**Exercise description**
Every line that includes the word "Dřevěná" is to be listed.

**Input records**
○ ○ ○ ○
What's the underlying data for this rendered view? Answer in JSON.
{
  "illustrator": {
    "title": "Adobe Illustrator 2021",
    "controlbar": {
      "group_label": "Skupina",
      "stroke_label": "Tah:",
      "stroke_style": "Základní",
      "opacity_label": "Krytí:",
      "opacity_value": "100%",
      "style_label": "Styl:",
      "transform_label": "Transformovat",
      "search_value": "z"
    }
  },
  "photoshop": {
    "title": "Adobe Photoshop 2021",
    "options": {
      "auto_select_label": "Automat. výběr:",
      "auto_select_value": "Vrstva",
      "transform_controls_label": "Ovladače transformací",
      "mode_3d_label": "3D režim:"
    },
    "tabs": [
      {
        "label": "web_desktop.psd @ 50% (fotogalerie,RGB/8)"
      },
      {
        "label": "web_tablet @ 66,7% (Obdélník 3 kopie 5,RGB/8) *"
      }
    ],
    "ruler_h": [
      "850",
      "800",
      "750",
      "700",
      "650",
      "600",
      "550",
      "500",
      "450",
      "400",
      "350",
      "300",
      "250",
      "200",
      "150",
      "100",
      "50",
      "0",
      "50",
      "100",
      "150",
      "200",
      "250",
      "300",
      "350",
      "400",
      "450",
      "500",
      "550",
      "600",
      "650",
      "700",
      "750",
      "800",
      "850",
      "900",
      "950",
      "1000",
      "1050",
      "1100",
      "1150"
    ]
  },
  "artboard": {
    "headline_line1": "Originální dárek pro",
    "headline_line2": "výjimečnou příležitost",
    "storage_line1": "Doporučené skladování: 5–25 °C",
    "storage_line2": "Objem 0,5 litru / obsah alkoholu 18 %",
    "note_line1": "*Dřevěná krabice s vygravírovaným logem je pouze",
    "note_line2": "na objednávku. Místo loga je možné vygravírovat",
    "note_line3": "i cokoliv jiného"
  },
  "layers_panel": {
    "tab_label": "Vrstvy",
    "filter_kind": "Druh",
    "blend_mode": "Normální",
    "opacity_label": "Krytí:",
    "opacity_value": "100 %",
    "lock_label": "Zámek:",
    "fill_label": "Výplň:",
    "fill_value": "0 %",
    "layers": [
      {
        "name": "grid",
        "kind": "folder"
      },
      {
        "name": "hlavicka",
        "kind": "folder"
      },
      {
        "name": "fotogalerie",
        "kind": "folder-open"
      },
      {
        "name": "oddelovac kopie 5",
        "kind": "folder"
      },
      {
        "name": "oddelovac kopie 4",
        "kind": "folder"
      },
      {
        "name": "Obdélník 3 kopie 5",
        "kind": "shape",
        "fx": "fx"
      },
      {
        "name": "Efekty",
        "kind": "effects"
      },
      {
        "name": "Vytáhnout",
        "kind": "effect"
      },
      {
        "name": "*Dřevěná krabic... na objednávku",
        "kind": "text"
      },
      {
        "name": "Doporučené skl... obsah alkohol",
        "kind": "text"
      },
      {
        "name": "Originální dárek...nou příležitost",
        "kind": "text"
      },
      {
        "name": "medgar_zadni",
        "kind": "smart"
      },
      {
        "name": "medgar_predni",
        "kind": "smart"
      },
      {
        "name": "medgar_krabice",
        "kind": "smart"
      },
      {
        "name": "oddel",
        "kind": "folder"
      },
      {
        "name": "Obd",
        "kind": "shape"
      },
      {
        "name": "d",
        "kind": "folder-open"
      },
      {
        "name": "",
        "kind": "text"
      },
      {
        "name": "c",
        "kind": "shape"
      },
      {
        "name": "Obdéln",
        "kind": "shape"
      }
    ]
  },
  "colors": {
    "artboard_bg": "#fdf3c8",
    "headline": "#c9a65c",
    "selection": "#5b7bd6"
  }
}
○ ○ ○ ○
**Output below**
    "note_line1": "*Dřevěná krabice s vygravírovaným logem je pouze",
        "name": "*Dřevěná krabic... na objednávku",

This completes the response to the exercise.